Exercise task:
Tally the lines that contain the string "JSON" and state that total without comment.
======
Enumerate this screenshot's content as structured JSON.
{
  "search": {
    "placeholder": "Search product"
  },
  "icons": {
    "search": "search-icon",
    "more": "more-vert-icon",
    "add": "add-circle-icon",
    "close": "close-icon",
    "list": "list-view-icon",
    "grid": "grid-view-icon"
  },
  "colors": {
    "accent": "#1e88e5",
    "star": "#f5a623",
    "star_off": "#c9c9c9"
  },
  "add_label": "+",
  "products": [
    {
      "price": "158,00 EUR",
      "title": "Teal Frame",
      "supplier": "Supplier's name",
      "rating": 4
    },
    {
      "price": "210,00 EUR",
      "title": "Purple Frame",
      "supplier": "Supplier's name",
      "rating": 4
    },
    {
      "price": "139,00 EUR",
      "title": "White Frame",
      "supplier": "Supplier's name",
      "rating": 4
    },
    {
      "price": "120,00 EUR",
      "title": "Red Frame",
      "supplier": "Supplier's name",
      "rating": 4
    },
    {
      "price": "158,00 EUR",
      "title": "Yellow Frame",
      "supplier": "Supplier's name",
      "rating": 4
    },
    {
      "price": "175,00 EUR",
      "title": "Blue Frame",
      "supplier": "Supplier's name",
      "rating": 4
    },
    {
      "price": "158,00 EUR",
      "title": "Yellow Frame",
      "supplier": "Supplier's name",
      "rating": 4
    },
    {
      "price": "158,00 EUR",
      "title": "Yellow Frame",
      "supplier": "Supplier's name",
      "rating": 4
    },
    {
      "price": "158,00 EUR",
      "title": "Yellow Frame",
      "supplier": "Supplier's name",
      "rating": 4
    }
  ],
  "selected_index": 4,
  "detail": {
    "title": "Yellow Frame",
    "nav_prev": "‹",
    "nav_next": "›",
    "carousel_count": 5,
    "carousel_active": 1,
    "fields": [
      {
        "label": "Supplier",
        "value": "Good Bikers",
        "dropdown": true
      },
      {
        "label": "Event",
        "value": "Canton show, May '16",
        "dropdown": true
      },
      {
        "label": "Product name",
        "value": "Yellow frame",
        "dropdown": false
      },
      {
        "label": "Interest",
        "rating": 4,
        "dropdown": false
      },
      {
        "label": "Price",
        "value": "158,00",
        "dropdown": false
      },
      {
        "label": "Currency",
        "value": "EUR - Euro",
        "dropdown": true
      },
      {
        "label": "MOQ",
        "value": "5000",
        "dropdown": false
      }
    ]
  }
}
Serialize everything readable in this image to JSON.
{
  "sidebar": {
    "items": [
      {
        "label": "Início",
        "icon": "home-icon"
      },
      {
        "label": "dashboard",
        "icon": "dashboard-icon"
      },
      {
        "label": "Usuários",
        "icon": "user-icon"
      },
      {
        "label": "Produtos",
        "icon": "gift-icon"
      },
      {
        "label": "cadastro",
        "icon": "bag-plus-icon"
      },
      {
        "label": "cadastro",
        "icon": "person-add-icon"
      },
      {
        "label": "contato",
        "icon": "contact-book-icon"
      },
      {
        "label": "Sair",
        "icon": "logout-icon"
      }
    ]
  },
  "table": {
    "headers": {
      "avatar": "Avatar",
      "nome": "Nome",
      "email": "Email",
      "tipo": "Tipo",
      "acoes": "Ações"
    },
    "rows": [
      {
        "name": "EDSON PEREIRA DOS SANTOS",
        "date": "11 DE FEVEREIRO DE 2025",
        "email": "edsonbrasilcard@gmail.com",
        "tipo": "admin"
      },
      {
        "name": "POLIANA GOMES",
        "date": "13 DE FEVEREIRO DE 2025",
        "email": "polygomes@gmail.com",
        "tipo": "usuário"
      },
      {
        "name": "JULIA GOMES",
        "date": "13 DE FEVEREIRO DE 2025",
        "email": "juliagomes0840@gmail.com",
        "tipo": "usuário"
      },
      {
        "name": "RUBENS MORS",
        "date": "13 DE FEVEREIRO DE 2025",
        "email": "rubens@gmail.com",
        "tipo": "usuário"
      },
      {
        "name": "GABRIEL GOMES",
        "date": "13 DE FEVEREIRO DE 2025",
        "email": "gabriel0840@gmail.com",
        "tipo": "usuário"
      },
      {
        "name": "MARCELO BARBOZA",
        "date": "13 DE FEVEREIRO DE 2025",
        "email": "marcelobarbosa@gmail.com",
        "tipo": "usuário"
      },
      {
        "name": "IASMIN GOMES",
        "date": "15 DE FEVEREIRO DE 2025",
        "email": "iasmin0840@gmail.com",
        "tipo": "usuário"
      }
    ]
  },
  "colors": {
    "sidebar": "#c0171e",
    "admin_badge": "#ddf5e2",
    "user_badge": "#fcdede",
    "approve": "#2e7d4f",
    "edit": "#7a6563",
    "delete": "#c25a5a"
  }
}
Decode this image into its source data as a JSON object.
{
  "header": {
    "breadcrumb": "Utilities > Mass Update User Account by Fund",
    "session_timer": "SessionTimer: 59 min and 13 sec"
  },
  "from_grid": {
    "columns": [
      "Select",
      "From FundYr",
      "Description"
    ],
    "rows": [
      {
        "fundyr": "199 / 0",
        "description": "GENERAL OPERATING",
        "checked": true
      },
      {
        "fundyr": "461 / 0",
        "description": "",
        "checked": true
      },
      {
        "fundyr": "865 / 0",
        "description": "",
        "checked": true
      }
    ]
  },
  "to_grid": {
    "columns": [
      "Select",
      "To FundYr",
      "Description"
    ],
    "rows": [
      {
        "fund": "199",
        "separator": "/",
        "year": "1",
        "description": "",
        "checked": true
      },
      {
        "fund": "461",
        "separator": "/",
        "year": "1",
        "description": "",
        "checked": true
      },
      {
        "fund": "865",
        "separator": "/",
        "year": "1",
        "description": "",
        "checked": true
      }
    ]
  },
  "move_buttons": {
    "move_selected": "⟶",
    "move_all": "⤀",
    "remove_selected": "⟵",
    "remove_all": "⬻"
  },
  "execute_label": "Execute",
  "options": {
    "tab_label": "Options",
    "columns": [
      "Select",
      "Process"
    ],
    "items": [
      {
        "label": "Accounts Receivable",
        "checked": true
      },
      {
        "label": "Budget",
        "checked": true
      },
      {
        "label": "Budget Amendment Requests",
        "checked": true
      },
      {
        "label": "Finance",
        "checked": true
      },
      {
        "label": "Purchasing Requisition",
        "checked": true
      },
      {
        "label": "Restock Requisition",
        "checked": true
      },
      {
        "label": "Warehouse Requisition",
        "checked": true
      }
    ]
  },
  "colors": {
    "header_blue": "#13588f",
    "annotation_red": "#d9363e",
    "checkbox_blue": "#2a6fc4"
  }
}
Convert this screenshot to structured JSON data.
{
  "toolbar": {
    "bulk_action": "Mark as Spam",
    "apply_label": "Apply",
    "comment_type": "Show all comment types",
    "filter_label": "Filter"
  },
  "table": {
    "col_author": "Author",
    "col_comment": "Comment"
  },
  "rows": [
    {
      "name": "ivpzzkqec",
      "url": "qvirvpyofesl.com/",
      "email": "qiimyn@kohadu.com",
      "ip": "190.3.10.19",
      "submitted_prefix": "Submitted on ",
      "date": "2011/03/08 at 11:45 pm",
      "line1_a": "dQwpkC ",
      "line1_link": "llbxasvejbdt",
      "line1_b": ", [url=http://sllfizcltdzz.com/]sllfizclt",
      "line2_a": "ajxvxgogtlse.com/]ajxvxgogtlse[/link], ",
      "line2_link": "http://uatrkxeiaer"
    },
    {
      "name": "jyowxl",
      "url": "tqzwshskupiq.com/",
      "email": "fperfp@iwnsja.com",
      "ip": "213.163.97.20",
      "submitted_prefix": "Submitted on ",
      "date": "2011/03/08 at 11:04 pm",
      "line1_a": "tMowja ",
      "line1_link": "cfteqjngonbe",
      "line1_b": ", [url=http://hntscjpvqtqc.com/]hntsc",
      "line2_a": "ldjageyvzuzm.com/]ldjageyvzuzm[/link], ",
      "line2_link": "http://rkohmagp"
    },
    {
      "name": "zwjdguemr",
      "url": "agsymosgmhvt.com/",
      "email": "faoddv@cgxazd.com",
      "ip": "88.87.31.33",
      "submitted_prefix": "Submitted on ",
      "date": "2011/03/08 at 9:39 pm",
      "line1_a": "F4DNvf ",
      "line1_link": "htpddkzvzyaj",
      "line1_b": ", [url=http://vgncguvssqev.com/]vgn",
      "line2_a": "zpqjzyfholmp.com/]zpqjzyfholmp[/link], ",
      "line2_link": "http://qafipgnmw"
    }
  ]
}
======
Solution to this exercise:
4